• RAW DATA:
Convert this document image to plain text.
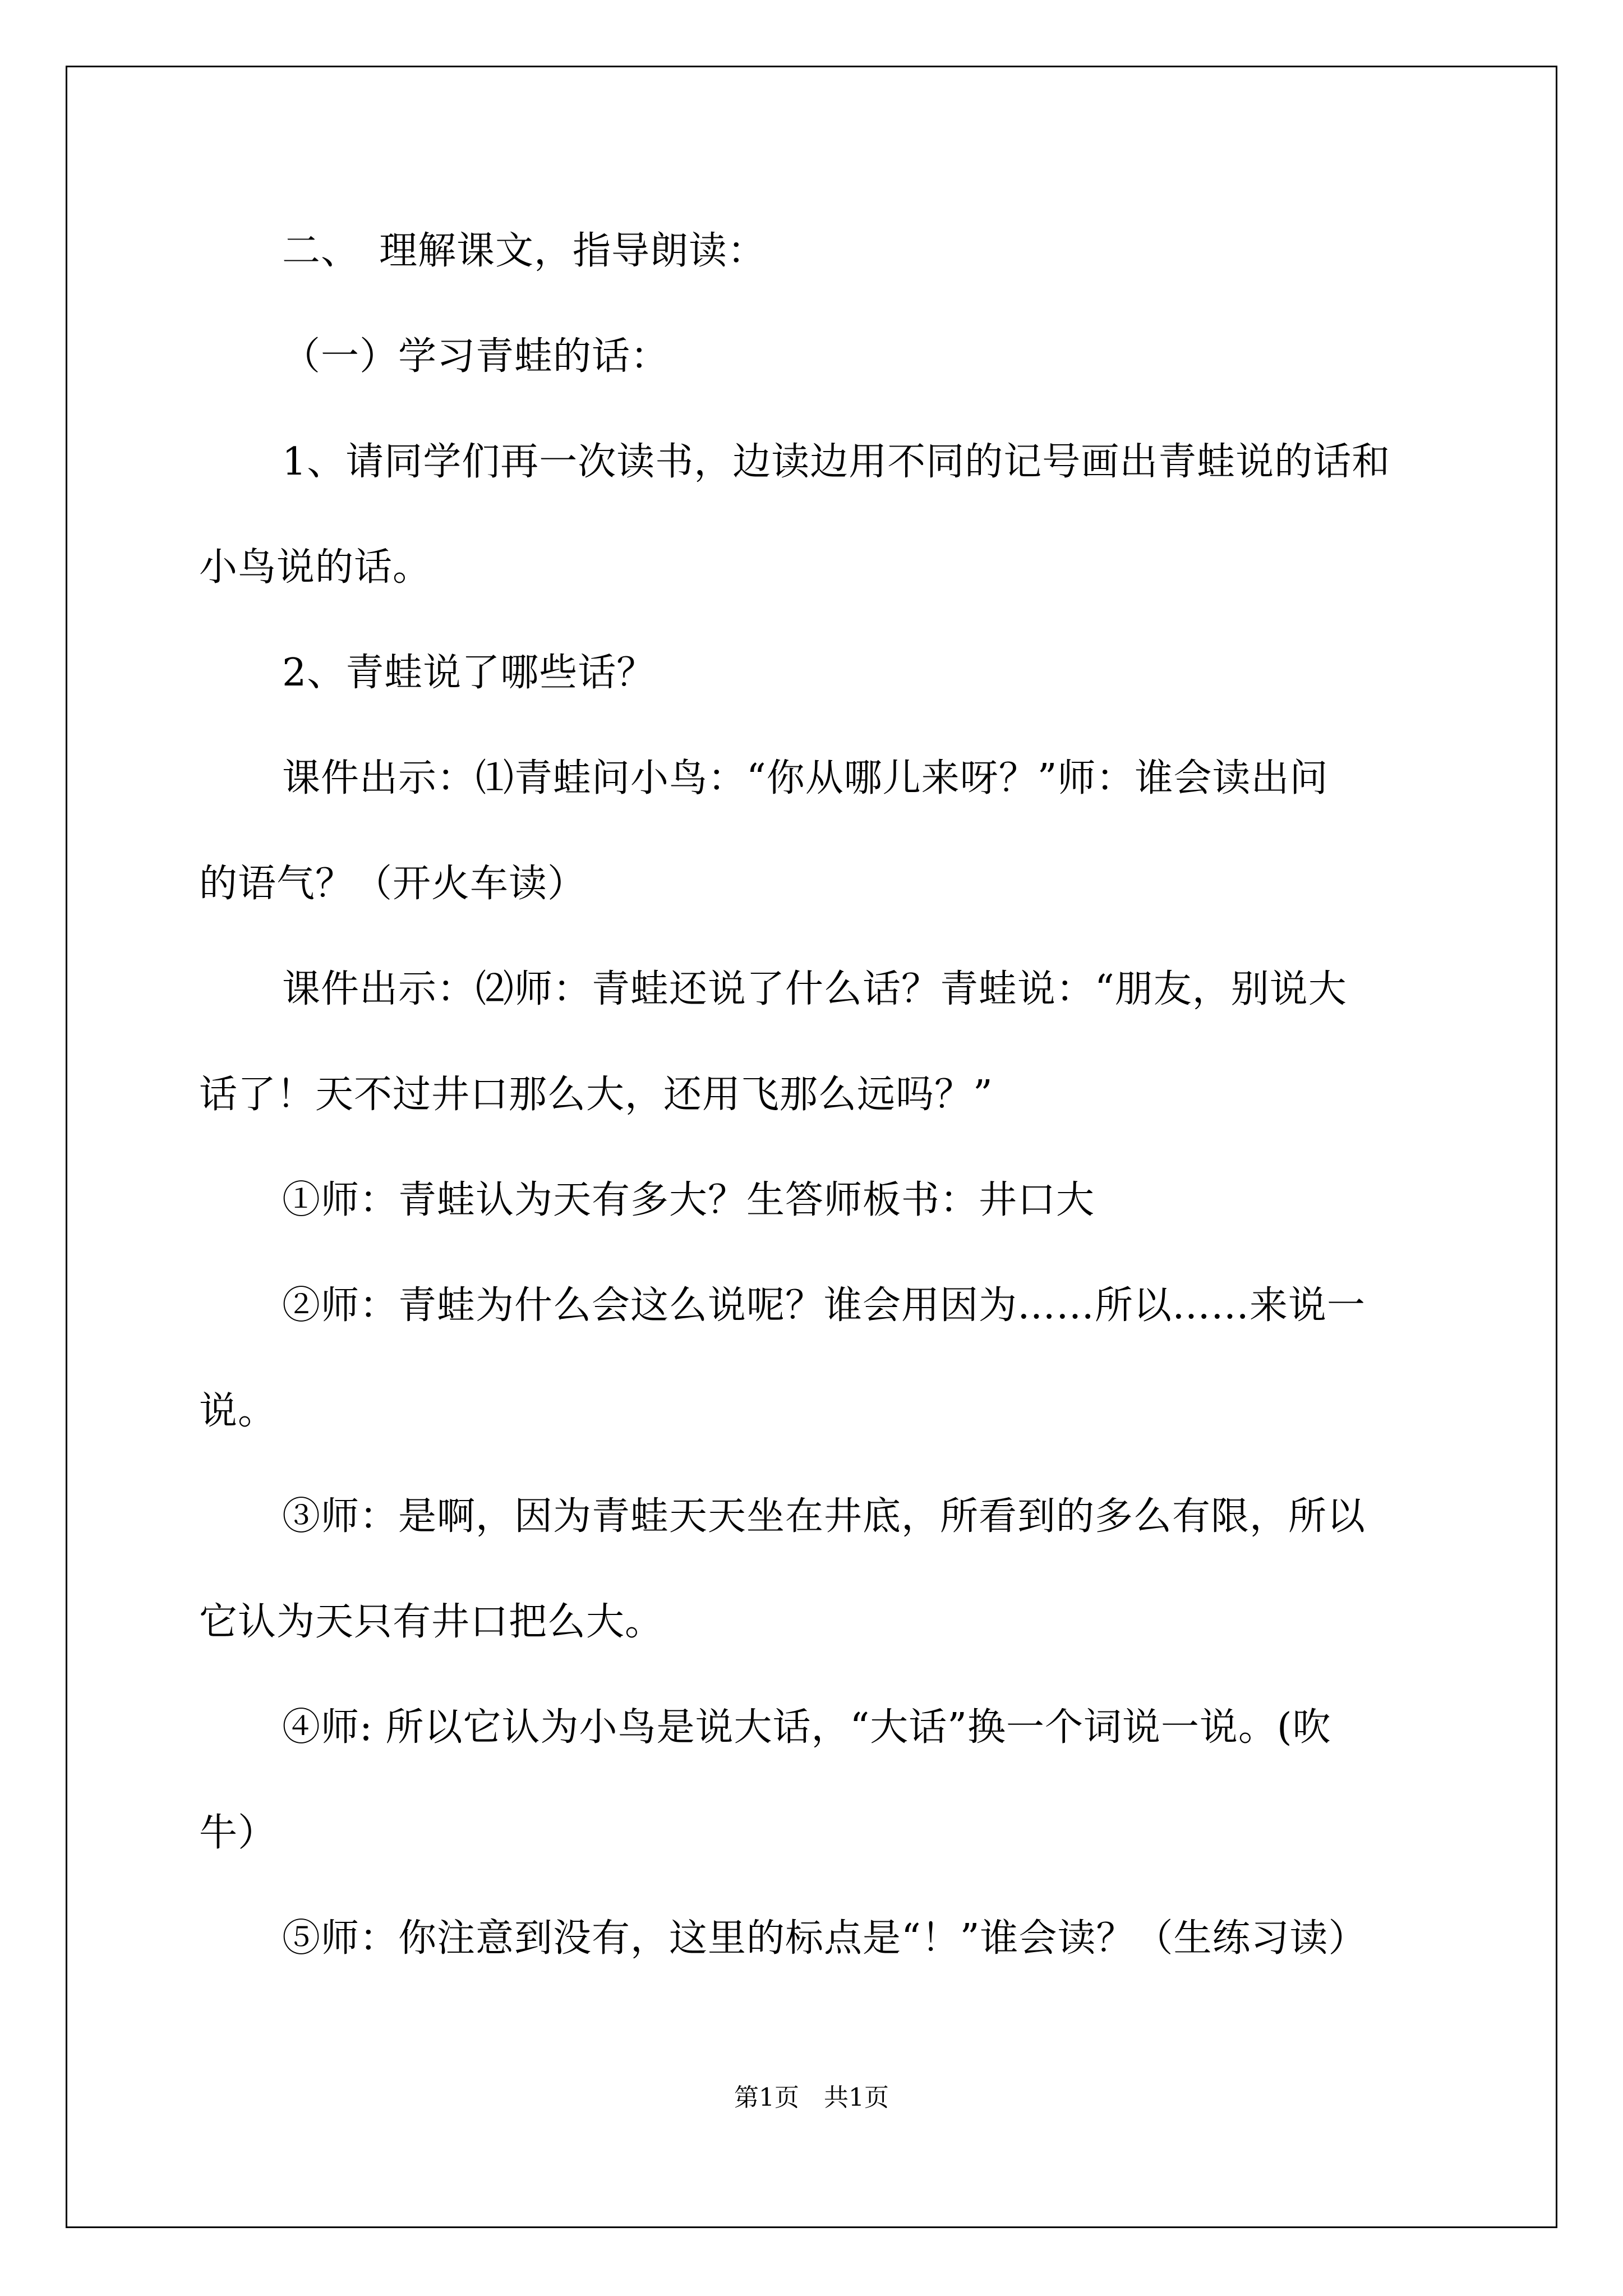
二、　理解课文，指导朗读：
（一）学习青蛙的话：
1、请同学们再一次读书，边读边用不同的记号画出青蛙说的话和
小鸟说的话。
2、青蛙说了哪些话？
课件出示：⑴青蛙问小鸟：“你从哪儿来呀？”师：谁会读出问
的语气？（开火车读）
课件出示：⑵师：青蛙还说了什么话？青蛙说：“朋友，别说大
话了！天不过井口那么大，还用飞那么远吗？”
①师：青蛙认为天有多大？生答师板书：井口大
②师：青蛙为什么会这么说呢？谁会用因为……所以……来说一
说。
③师：是啊，因为青蛙天天坐在井底，所看到的多么有限，所以
它认为天只有井口把么大。
④师: 所以它认为小鸟是说大话，“大话”换一个词说一说。(吹
牛）
⑤师：你注意到没有，这里的标点是“！”谁会读？（生练习读）
第1页　共1页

• INSTRUCTIONS TO FOLLOW:
Repeat the material above word for word and skip every image in it.

• ANSWER TO THE EXERCISE:
Convert this document image to plain text.
二、　理解课文，指导朗读：
（一）学习青蛙的话：
1、请同学们再一次读书，边读边用不同的记号画出青蛙说的话和
小鸟说的话。
2、青蛙说了哪些话？
课件出示：⑴青蛙问小鸟：“你从哪儿来呀？”师：谁会读出问
的语气？（开火车读）
课件出示：⑵师：青蛙还说了什么话？青蛙说：“朋友，别说大
话了！天不过井口那么大，还用飞那么远吗？”
①师：青蛙认为天有多大？生答师板书：井口大
②师：青蛙为什么会这么说呢？谁会用因为……所以……来说一
说。
③师：是啊，因为青蛙天天坐在井底，所看到的多么有限，所以
它认为天只有井口把么大。
④师: 所以它认为小鸟是说大话，“大话”换一个词说一说。(吹
牛）
⑤师：你注意到没有，这里的标点是“！”谁会读？（生练习读）
第1页　共1页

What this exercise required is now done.